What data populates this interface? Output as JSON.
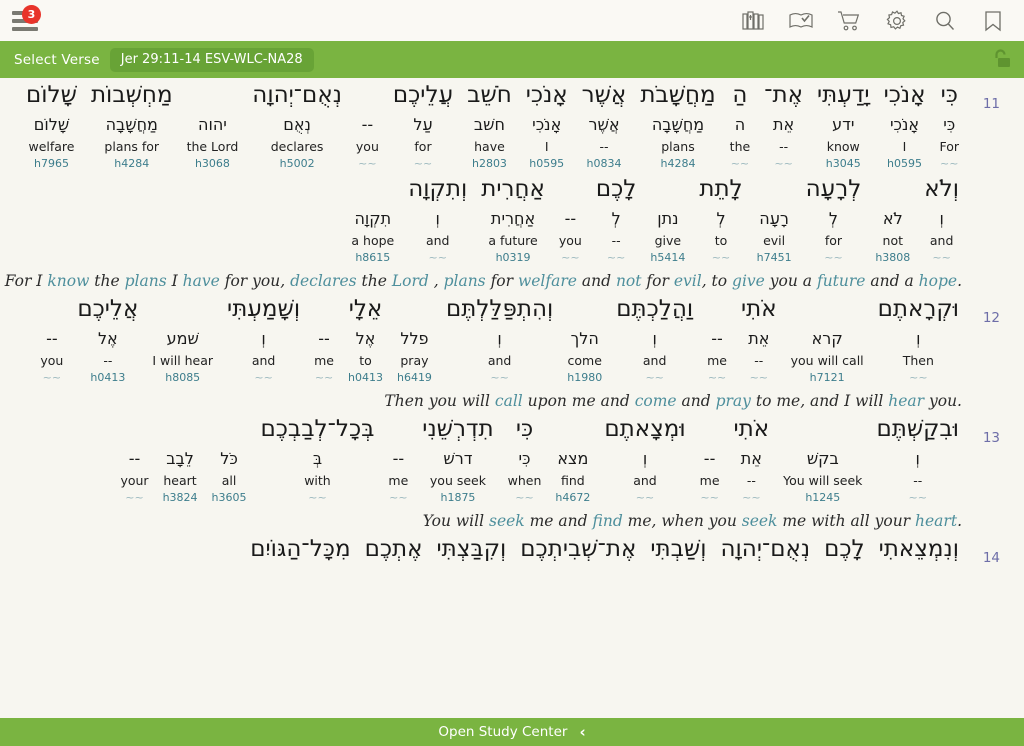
{
  "app": {
    "menu_badge_count": "3",
    "top_icons": [
      {
        "name": "library-books-icon",
        "label": "Library"
      },
      {
        "name": "open-book-check-icon",
        "label": "Reading Plan"
      },
      {
        "name": "shopping-cart-icon",
        "label": "Store"
      },
      {
        "name": "gear-icon",
        "label": "Settings"
      },
      {
        "name": "search-icon",
        "label": "Search"
      },
      {
        "name": "bookmark-icon",
        "label": "Bookmarks"
      }
    ]
  },
  "verse_bar": {
    "select_verse_label": "Select Verse",
    "reference_chip": "Jer 29:11-14 ESV-WLC-NA28",
    "lock_icon": "unlock-icon",
    "bar_color": "#7ab441",
    "chip_color": "#68a336"
  },
  "bottom_bar": {
    "label": "Open Study Center",
    "chevron": "‹"
  },
  "colors": {
    "page_bg": "#f7f6f0",
    "accent_green": "#7ab441",
    "verse_number": "#6e6ea8",
    "strongs": "#3d7d8c",
    "highlight": "#4e8f9c",
    "badge_red": "#e8342a"
  },
  "passage": {
    "verses": [
      {
        "number": "11",
        "rows": [
          {
            "words": [
              {
                "heb": "כִּי",
                "lemma": "כִּי",
                "gloss": "For",
                "strong": "~~"
              },
              {
                "heb": "אָנֹכִי",
                "lemma": "אָנֹכִי",
                "gloss": "I",
                "strong": "h0595"
              },
              {
                "heb": "יָדַעְתִּי",
                "lemma": "ידע",
                "gloss": "know",
                "strong": "h3045"
              },
              {
                "heb": "אֶת־",
                "lemma": "אֵת",
                "gloss": "--",
                "strong": "~~"
              },
              {
                "heb": "הַ",
                "lemma": "ה",
                "gloss": "the",
                "strong": "~~"
              },
              {
                "heb": "מַחֲשָׁבֹת",
                "lemma": "מַחֲשָׁבָה",
                "gloss": "plans",
                "strong": "h4284"
              },
              {
                "heb": "אֲשֶׁר",
                "lemma": "אֲשֶׁר",
                "gloss": "--",
                "strong": "h0834"
              },
              {
                "heb": "אָנֹכִי",
                "lemma": "אָנֹכִי",
                "gloss": "I",
                "strong": "h0595"
              },
              {
                "heb": "חֹשֵׁב",
                "lemma": "חשׁב",
                "gloss": "have",
                "strong": "h2803"
              },
              {
                "heb": "עֲלֵיכֶם",
                "lemma": "עַל",
                "gloss": "for",
                "strong": "~~"
              },
              {
                "heb": "",
                "lemma": "--",
                "gloss": "you",
                "strong": "~~"
              },
              {
                "heb": "נְאֻם־יְהוָה",
                "lemma": "נְאֻם",
                "gloss": "declares",
                "strong": "h5002"
              },
              {
                "heb": "",
                "lemma": "יהוה",
                "gloss": "the Lord",
                "strong": "h3068"
              },
              {
                "heb": "מַחְשְׁבוֹת",
                "lemma": "מַחֲשָׁבָה",
                "gloss": "plans for",
                "strong": "h4284"
              },
              {
                "heb": "שָׁלוֹם",
                "lemma": "שָׁלוֹם",
                "gloss": "welfare",
                "strong": "h7965"
              }
            ]
          },
          {
            "words": [
              {
                "heb": "וְלֹא",
                "lemma": "וְ",
                "gloss": "and",
                "strong": "~~"
              },
              {
                "heb": "",
                "lemma": "לֹא",
                "gloss": "not",
                "strong": "h3808"
              },
              {
                "heb": "לְרָעָה",
                "lemma": "לְ",
                "gloss": "for",
                "strong": "~~"
              },
              {
                "heb": "",
                "lemma": "רָעָה",
                "gloss": "evil",
                "strong": "h7451"
              },
              {
                "heb": "לָתֵת",
                "lemma": "לְ",
                "gloss": "to",
                "strong": "~~"
              },
              {
                "heb": "",
                "lemma": "נתן",
                "gloss": "give",
                "strong": "h5414"
              },
              {
                "heb": "לָכֶם",
                "lemma": "לְ",
                "gloss": "--",
                "strong": "~~"
              },
              {
                "heb": "",
                "lemma": "--",
                "gloss": "you",
                "strong": "~~"
              },
              {
                "heb": "אַחֲרִית",
                "lemma": "אַחֲרִית",
                "gloss": "a future",
                "strong": "h0319"
              },
              {
                "heb": "וְתִקְוָה",
                "lemma": "וְ",
                "gloss": "and",
                "strong": "~~"
              },
              {
                "heb": "",
                "lemma": "תִקְוָה",
                "gloss": "a hope",
                "strong": "h8615"
              }
            ]
          }
        ],
        "translation": [
          {
            "t": "For I ",
            "hl": false
          },
          {
            "t": "know",
            "hl": true
          },
          {
            "t": " the ",
            "hl": false
          },
          {
            "t": "plans",
            "hl": true
          },
          {
            "t": " I ",
            "hl": false
          },
          {
            "t": "have",
            "hl": true
          },
          {
            "t": " for you, ",
            "hl": false
          },
          {
            "t": "declares",
            "hl": true
          },
          {
            "t": " the ",
            "hl": false
          },
          {
            "t": "Lord",
            "hl": true
          },
          {
            "t": " , ",
            "hl": false
          },
          {
            "t": "plans",
            "hl": true
          },
          {
            "t": " for ",
            "hl": false
          },
          {
            "t": "welfare",
            "hl": true
          },
          {
            "t": " and ",
            "hl": false
          },
          {
            "t": "not",
            "hl": true
          },
          {
            "t": " for ",
            "hl": false
          },
          {
            "t": "evil",
            "hl": true
          },
          {
            "t": ", to ",
            "hl": false
          },
          {
            "t": "give",
            "hl": true
          },
          {
            "t": " you a ",
            "hl": false
          },
          {
            "t": "future",
            "hl": true
          },
          {
            "t": " and a ",
            "hl": false
          },
          {
            "t": "hope",
            "hl": true
          },
          {
            "t": ".",
            "hl": false
          }
        ]
      },
      {
        "number": "12",
        "rows": [
          {
            "words": [
              {
                "heb": "וּקְרָאתֶם",
                "lemma": "וְ",
                "gloss": "Then",
                "strong": "~~"
              },
              {
                "heb": "",
                "lemma": "קרא",
                "gloss": "you will call",
                "strong": "h7121"
              },
              {
                "heb": "אֹתִי",
                "lemma": "אֵת",
                "gloss": "--",
                "strong": "~~"
              },
              {
                "heb": "",
                "lemma": "--",
                "gloss": "me",
                "strong": "~~"
              },
              {
                "heb": "וַהֲלַכְתֶּם",
                "lemma": "וְ",
                "gloss": "and",
                "strong": "~~"
              },
              {
                "heb": "",
                "lemma": "הלך",
                "gloss": "come",
                "strong": "h1980"
              },
              {
                "heb": "וְהִתְפַּלַּלְתֶּם",
                "lemma": "וְ",
                "gloss": "and",
                "strong": "~~"
              },
              {
                "heb": "",
                "lemma": "פלל",
                "gloss": "pray",
                "strong": "h6419"
              },
              {
                "heb": "אֵלָי",
                "lemma": "אֶל",
                "gloss": "to",
                "strong": "h0413"
              },
              {
                "heb": "",
                "lemma": "--",
                "gloss": "me",
                "strong": "~~"
              },
              {
                "heb": "וְשָׁמַעְתִּי",
                "lemma": "וְ",
                "gloss": "and",
                "strong": "~~"
              },
              {
                "heb": "",
                "lemma": "שׁמע",
                "gloss": "I will hear",
                "strong": "h8085"
              },
              {
                "heb": "אֲלֵיכֶם",
                "lemma": "אֶל",
                "gloss": "--",
                "strong": "h0413"
              },
              {
                "heb": "",
                "lemma": "--",
                "gloss": "you",
                "strong": "~~"
              }
            ]
          }
        ],
        "translation": [
          {
            "t": "Then you will ",
            "hl": false
          },
          {
            "t": "call",
            "hl": true
          },
          {
            "t": " upon me and ",
            "hl": false
          },
          {
            "t": "come",
            "hl": true
          },
          {
            "t": " and ",
            "hl": false
          },
          {
            "t": "pray",
            "hl": true
          },
          {
            "t": " to me, and I will ",
            "hl": false
          },
          {
            "t": "hear",
            "hl": true
          },
          {
            "t": " you.",
            "hl": false
          }
        ]
      },
      {
        "number": "13",
        "rows": [
          {
            "words": [
              {
                "heb": "וּבִקַשְׁתֶּם",
                "lemma": "וְ",
                "gloss": "--",
                "strong": "~~"
              },
              {
                "heb": "",
                "lemma": "בקשׁ",
                "gloss": "You will seek",
                "strong": "h1245"
              },
              {
                "heb": "אֹתִי",
                "lemma": "אֵת",
                "gloss": "--",
                "strong": "~~"
              },
              {
                "heb": "",
                "lemma": "--",
                "gloss": "me",
                "strong": "~~"
              },
              {
                "heb": "וּמְצָאתֶם",
                "lemma": "וְ",
                "gloss": "and",
                "strong": "~~"
              },
              {
                "heb": "",
                "lemma": "מצא",
                "gloss": "find",
                "strong": "h4672"
              },
              {
                "heb": "כִּי",
                "lemma": "כִּי",
                "gloss": "when",
                "strong": "~~"
              },
              {
                "heb": "תִדְרְשֵׁנִי",
                "lemma": "דרשׁ",
                "gloss": "you seek",
                "strong": "h1875"
              },
              {
                "heb": "",
                "lemma": "--",
                "gloss": "me",
                "strong": "~~"
              },
              {
                "heb": "בְּכָל־לְבַבְכֶם",
                "lemma": "בְּ",
                "gloss": "with",
                "strong": "~~"
              },
              {
                "heb": "",
                "lemma": "כֹּל",
                "gloss": "all",
                "strong": "h3605"
              },
              {
                "heb": "",
                "lemma": "לֵבָב",
                "gloss": "heart",
                "strong": "h3824"
              },
              {
                "heb": "",
                "lemma": "--",
                "gloss": "your",
                "strong": "~~"
              }
            ]
          }
        ],
        "translation": [
          {
            "t": "You will ",
            "hl": false
          },
          {
            "t": "seek",
            "hl": true
          },
          {
            "t": " me and ",
            "hl": false
          },
          {
            "t": "find",
            "hl": true
          },
          {
            "t": " me, when you ",
            "hl": false
          },
          {
            "t": "seek",
            "hl": true
          },
          {
            "t": " me with all your ",
            "hl": false
          },
          {
            "t": "heart",
            "hl": true
          },
          {
            "t": ".",
            "hl": false
          }
        ]
      },
      {
        "number": "14",
        "rows": [
          {
            "words": [
              {
                "heb": "וְנִמְצֵאתִי",
                "lemma": "",
                "gloss": "",
                "strong": ""
              },
              {
                "heb": "לָכֶם",
                "lemma": "",
                "gloss": "",
                "strong": ""
              },
              {
                "heb": "נְאֻם־יְהוָה",
                "lemma": "",
                "gloss": "",
                "strong": ""
              },
              {
                "heb": "וְשַׁבְתִּי",
                "lemma": "",
                "gloss": "",
                "strong": ""
              },
              {
                "heb": "אֶת־שְׁׁבִיתְכֶם",
                "lemma": "",
                "gloss": "",
                "strong": ""
              },
              {
                "heb": "וְקִבַּצְתִּי",
                "lemma": "",
                "gloss": "",
                "strong": ""
              },
              {
                "heb": "אֶתְכֶם",
                "lemma": "",
                "gloss": "",
                "strong": ""
              },
              {
                "heb": "מִכָּל־הַגּוֹיִם",
                "lemma": "",
                "gloss": "",
                "strong": ""
              }
            ]
          }
        ],
        "translation": []
      }
    ]
  }
}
══════
__Goal__: Pick out the lines above containing the word "will", then copy them.

__Answer to the exercise__:
                "gloss": "you will call",
                "gloss": "I will hear",
            "t": "Then you will ",
            "t": " to me, and I will ",
                "gloss": "You will seek",
            "t": "You will ",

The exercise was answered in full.